[WORK TO COMPLETE]: Copy out every line that contains "nurse".

[Records from a collection]
☆ ☆ ☆ ☆

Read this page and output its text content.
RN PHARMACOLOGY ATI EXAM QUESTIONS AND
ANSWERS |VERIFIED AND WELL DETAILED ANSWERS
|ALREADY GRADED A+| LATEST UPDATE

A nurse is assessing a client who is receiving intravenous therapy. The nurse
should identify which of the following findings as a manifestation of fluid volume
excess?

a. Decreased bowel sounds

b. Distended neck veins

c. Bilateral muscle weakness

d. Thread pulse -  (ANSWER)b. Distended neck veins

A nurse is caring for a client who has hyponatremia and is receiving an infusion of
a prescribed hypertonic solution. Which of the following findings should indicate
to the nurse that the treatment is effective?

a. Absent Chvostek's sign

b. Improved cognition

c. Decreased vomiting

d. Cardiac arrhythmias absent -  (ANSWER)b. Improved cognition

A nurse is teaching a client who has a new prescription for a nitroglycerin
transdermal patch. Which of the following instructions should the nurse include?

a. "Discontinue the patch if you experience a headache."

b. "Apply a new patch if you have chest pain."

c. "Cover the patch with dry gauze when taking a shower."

☆ ☆ ☆ ☆

[RESULT FOR THIS EXERCISE]:
A nurse is assessing a client who is receiving intravenous therapy. The nurse
A nurse is caring for a client who has hyponatremia and is receiving an infusion of
to the nurse that the treatment is effective?
A nurse is teaching a client who has a new prescription for a nitroglycerin
transdermal patch. Which of the following instructions should the nurse include?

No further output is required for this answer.